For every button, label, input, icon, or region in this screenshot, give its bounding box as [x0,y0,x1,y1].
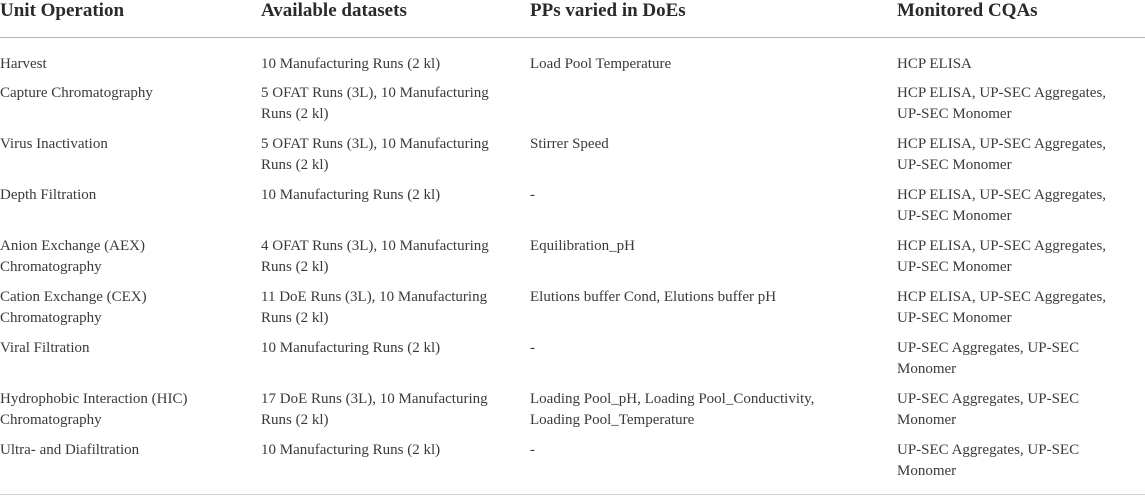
cell-unit: Virus Inactivation [0,136,108,152]
cell-unit: Viral Filtration [0,340,90,356]
cell-datasets: 10 Manufacturing Runs (2 kl) [261,340,441,356]
cell-pps: - [530,442,535,458]
cell-pps: - [530,340,535,356]
cell-pps: Loading Pool_pH, Loading Pool_Conductivi… [530,391,815,428]
cell-datasets: 10 Manufacturing Runs (2 kl) [261,56,441,72]
table-header: Unit Operation Available datasets PPs va… [0,0,1145,38]
cell-datasets: 11 DoE Runs (3L), 10 Manufacturing Runs … [261,289,488,326]
cell-cqas: HCP ELISA, UP-SEC Aggregates, UP-SEC Mon… [897,187,1107,224]
cell-datasets: 10 Manufacturing Runs (2 kl) [261,187,441,203]
header-unit-operation: Unit Operation [0,0,125,21]
cell-pps: - [530,187,535,203]
table-row: Virus Inactivation 5 OFAT Runs (3L), 10 … [0,134,1145,185]
cell-unit: Depth Filtration [0,187,97,203]
cell-datasets: 4 OFAT Runs (3L), 10 Manufacturing Runs … [261,238,489,275]
cell-datasets: 5 OFAT Runs (3L), 10 Manufacturing Runs … [261,136,489,173]
cell-cqas: UP-SEC Aggregates, UP-SEC Monomer [897,442,1080,479]
cell-datasets: 5 OFAT Runs (3L), 10 Manufacturing Runs … [261,85,489,122]
cell-pps: Stirrer Speed [530,136,609,152]
table-row: Capture Chromatography 5 OFAT Runs (3L),… [0,83,1145,134]
table-row: Viral Filtration 10 Manufacturing Runs (… [0,338,1145,389]
cell-unit: Anion Exchange (AEX) Chromatography [0,238,145,275]
table-body: Harvest 10 Manufacturing Runs (2 kl) Loa… [0,38,1145,491]
cell-cqas: UP-SEC Aggregates, UP-SEC Monomer [897,391,1080,428]
table-row: Cation Exchange (CEX) Chromatography 11 … [0,287,1145,338]
table-row: Anion Exchange (AEX) Chromatography 4 OF… [0,236,1145,287]
table-row: Depth Filtration 10 Manufacturing Runs (… [0,185,1145,236]
table-row: Hydrophobic Interaction (HIC) Chromatogr… [0,389,1145,440]
cell-datasets: 10 Manufacturing Runs (2 kl) [261,442,441,458]
cell-pps: Elutions buffer Cond, Elutions buffer pH [530,289,777,305]
cell-cqas: HCP ELISA, UP-SEC Aggregates, UP-SEC Mon… [897,85,1107,122]
header-available-datasets: Available datasets [261,0,407,21]
table-bottom-rule [0,494,1145,495]
cell-cqas: HCP ELISA, UP-SEC Aggregates, UP-SEC Mon… [897,289,1107,326]
cell-cqas: HCP ELISA, UP-SEC Aggregates, UP-SEC Mon… [897,238,1107,275]
cell-pps: Equilibration_pH [530,238,635,254]
cell-pps: Load Pool Temperature [530,56,672,72]
cell-datasets: 17 DoE Runs (3L), 10 Manufacturing Runs … [261,391,488,428]
table-row: Ultra- and Diafiltration 10 Manufacturin… [0,440,1145,491]
cell-unit: Cation Exchange (CEX) Chromatography [0,289,147,326]
cell-unit: Capture Chromatography [0,85,153,101]
header-pps-varied: PPs varied in DoEs [530,0,686,21]
header-monitored-cqas: Monitored CQAs [897,0,1038,21]
cell-cqas: UP-SEC Aggregates, UP-SEC Monomer [897,340,1080,377]
table-row: Harvest 10 Manufacturing Runs (2 kl) Loa… [0,54,1145,83]
cell-cqas: HCP ELISA, UP-SEC Aggregates, UP-SEC Mon… [897,136,1107,173]
cell-unit: Ultra- and Diafiltration [0,442,140,458]
cell-cqas: HCP ELISA [897,56,972,72]
cell-pps [530,83,897,134]
cell-unit: Harvest [0,56,47,72]
cell-unit: Hydrophobic Interaction (HIC) Chromatogr… [0,391,188,428]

Task objective: Counting only lines that hold the word "Viral", state how many the material contains, and add nothing.

Expected output: 2